* [WHAT IS EXPECTED] Select, from the data, each line where "çerdhe" occurs.

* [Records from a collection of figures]
..............................

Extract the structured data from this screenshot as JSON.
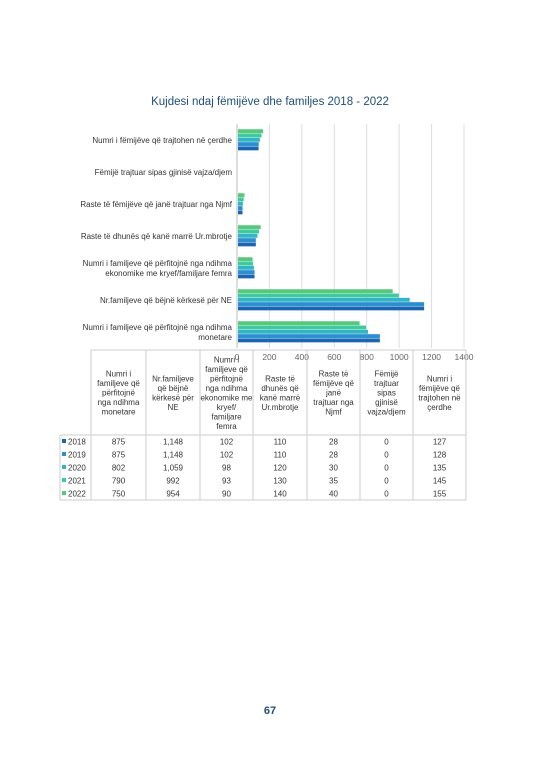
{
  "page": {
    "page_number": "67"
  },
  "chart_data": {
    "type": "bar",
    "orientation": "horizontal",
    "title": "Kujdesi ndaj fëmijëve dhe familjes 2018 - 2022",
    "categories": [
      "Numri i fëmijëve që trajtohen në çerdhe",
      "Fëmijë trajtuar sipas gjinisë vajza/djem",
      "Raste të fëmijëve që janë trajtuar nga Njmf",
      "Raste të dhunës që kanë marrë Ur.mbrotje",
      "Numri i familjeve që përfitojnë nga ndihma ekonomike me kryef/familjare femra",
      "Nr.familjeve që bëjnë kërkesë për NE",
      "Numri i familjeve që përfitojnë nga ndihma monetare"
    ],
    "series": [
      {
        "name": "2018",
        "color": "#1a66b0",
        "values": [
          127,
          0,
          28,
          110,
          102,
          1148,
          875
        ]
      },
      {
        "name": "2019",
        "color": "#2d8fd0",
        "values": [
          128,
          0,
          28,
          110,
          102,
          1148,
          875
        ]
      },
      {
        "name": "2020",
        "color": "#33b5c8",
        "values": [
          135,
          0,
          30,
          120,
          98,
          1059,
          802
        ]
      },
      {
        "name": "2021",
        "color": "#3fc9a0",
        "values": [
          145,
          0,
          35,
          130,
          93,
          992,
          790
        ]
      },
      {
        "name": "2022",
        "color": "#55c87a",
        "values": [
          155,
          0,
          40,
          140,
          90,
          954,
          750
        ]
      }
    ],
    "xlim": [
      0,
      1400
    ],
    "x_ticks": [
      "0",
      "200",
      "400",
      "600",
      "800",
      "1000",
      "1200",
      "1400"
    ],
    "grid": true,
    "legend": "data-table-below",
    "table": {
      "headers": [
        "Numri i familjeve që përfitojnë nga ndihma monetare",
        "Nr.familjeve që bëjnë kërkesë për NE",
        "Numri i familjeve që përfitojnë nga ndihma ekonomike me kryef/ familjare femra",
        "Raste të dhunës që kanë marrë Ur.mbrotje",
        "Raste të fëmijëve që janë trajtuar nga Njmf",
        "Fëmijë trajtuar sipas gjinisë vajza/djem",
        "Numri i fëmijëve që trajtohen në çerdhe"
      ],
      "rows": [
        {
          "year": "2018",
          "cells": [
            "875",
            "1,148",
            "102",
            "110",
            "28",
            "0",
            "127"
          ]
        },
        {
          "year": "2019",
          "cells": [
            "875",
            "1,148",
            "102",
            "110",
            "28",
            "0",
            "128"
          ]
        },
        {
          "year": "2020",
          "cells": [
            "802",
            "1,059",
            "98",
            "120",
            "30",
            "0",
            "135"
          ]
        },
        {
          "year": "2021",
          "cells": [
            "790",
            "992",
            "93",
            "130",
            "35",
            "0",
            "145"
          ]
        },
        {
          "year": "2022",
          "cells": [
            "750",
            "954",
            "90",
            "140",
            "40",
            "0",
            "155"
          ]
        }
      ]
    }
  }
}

..............................

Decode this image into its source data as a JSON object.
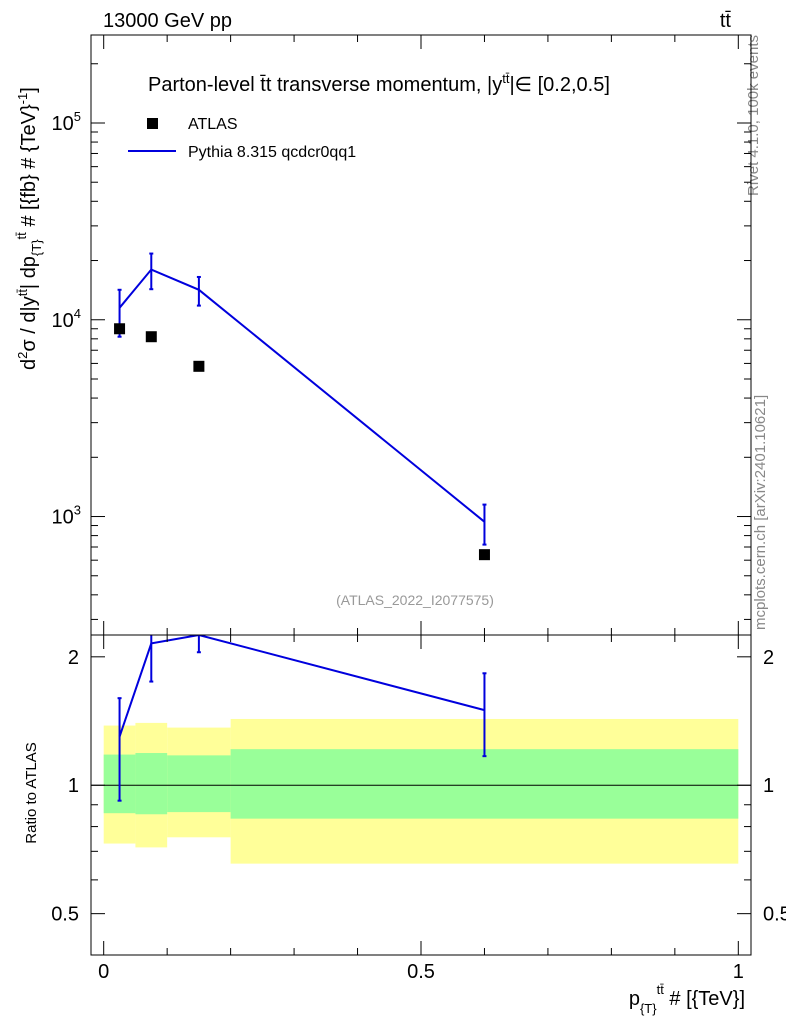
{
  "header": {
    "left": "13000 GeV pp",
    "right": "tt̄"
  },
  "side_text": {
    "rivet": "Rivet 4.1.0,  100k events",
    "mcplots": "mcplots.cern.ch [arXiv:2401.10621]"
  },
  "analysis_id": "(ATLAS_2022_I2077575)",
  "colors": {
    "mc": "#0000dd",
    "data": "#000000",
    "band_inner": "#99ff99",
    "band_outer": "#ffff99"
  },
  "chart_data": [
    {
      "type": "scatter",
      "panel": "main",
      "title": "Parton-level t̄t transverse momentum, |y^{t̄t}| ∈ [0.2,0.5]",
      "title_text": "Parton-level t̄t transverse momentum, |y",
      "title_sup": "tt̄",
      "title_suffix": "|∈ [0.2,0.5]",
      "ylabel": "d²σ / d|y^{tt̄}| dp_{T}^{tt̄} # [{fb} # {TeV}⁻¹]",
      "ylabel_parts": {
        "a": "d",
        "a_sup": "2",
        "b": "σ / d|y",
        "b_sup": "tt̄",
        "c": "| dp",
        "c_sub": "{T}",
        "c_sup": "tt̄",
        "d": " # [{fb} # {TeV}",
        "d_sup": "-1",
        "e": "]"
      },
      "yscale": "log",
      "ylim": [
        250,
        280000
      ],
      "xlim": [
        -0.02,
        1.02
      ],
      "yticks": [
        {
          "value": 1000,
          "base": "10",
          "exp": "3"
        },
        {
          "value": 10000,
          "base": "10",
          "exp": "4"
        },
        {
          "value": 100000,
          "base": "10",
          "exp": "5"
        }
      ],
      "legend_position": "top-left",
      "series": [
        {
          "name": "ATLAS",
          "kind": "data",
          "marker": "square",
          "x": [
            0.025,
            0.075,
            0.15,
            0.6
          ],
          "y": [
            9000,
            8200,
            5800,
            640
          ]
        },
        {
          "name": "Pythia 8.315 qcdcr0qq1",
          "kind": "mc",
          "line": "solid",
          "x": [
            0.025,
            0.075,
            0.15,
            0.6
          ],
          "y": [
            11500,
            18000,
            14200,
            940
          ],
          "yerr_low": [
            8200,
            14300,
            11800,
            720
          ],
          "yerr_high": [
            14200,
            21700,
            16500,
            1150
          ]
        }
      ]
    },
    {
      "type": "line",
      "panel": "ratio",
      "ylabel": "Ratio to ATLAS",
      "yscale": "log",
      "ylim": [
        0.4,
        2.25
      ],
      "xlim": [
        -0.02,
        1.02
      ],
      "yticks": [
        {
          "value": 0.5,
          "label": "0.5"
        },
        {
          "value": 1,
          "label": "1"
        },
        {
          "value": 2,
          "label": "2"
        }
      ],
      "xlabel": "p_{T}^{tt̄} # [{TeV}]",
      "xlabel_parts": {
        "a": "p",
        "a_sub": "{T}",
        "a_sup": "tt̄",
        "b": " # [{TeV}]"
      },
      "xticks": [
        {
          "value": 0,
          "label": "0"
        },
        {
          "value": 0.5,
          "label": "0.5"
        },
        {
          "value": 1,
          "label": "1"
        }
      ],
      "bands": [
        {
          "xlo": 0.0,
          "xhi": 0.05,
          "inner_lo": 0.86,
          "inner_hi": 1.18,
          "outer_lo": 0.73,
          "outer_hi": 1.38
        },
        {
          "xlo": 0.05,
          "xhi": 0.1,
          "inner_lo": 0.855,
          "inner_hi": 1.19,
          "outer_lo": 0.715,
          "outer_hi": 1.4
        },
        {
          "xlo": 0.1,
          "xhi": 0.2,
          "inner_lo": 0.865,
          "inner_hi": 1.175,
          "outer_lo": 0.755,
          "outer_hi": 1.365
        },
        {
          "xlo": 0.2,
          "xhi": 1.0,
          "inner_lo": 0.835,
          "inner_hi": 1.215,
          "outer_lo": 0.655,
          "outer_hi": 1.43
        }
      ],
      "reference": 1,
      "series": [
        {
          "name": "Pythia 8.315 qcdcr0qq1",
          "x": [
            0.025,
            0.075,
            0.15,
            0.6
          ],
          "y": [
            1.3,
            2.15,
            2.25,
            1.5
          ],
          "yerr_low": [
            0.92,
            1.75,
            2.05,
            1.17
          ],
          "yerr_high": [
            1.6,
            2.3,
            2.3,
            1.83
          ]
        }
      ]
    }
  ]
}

..............................

* [TASK RESPONSE]
      "Numri i fëmijëve që trajtohen në çerdhe",
        "Numri i fëmijëve që trajtohen në çerdhe"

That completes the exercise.